EXCERPT TO READ start

CC: Yeah, exactly. I have to admit that I wrote it a little reactionarily, too. The summer before I’d been an assistant to Philip Glass at the English National Opera for a month and the staging of Akhnaten there and then I’d gone up to Orkney for Peter Maxwell Davies’s festival. So I’d spent a lot of time in the London musical world and I did get the feeling that I was being looked at as a bit of a barbarian, that I was this rough American guy that just didn’t get the right way to behave in proper English musical society. And furthermore, working with Glass?! [gasps] So when I got a commission to write a piece for the San Francisco Contemporary Music Players that they were going to premiere at the Cheltenham Festival in England the following summer, I was like “I’m gonna wear my American-ness on my sleeve.” [laughs] What could be more American than my experience growing up in San Francisco, you know, one foot in Beethoven and Mozart and one foot on the beach? So you know, it’s a piece that is about The Beach Boys and about Mozart and Beethoven and Handel.
FJO: Now, in terms of these divides, these pockets we put things in, I mean, people love to say the distinctions between classical music and popular music and all of the various subgenres of everything were created by marketers in the 20th century. But what you’re speaking to is somewhat different. There’s a certain mentality that deifies a certain kind of music to the point that it’s not allowed to be something that you can be in dialogue with.
CC: That’s exactly it! Yeah, maybe that’s true right now, that it’s easier to have a dialogue with popular music than it is to have a dialogue with classical music of the past. Yeah, maybe still, we may be still in thrall of that excessive reverence.
FJO: But as a creator, even though you’re influenced by popular music, you didn’t pursue doing popular music.

EXCERPT TO READ end

→ GIVEN EXERCISE A:
In the interview excerpt, where was the San Francisco Contemporary Music Players going to premiere the commissioned piece?
→ GIVEN EXERCISE B:
Duplicate the part of the interview excerpt starting with "CC: That’s exactly" and going on through "doing popular music.".
→ GIVEN EXERCISE C:
For each statement, say yes or no to whether it agrees with the interview excerpt, and quote the words that decide it: (i) CC spent a month as an assistant to Philip Glass at the English National Opera. (ii) CC grew up in Los Angeles. (iii) FJO says CC pursued doing popular music.
The data comes from a different source than the interview excerpt.

SOURCE DATA start

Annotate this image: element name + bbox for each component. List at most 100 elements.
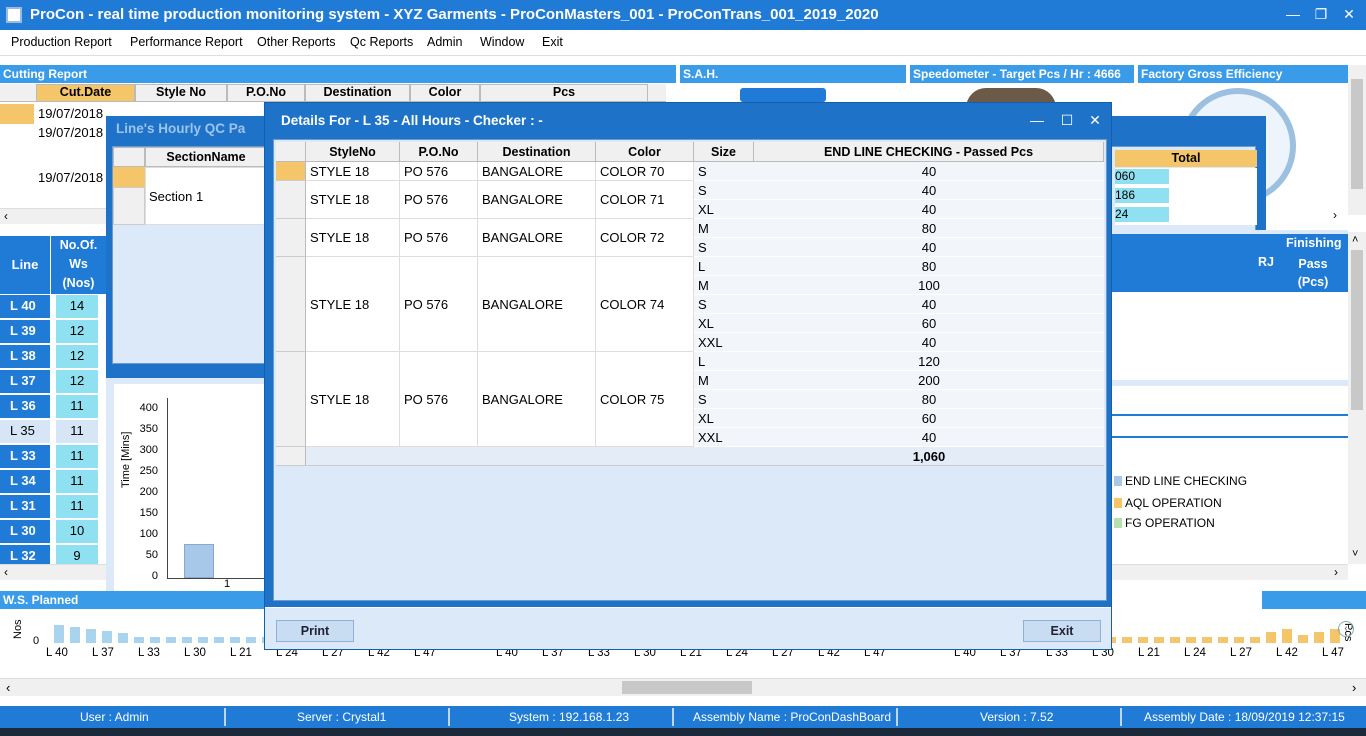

SOURCE DATA end

→ CORRECT RESULT A:
At the Cheltenham Festival in England.

→ CORRECT RESULT B:
CC: That’s exactly it! Yeah, maybe that’s true right now, that it’s easier to have a dialogue with popular music than it is to have a dialogue with classical music of the past. Yeah, maybe still, we may be still in thrall of that excessive reverence.
FJO: But as a creator, even though you’re influenced by popular music, you didn’t pursue doing popular music.

→ CORRECT RESULT C:
(i) Yes: "I’d been an assistant to Philip Glass at the English National Opera for a month"
(ii) No: "my experience growing up in San Francisco"
(iii) No: "you didn’t pursue doing popular music."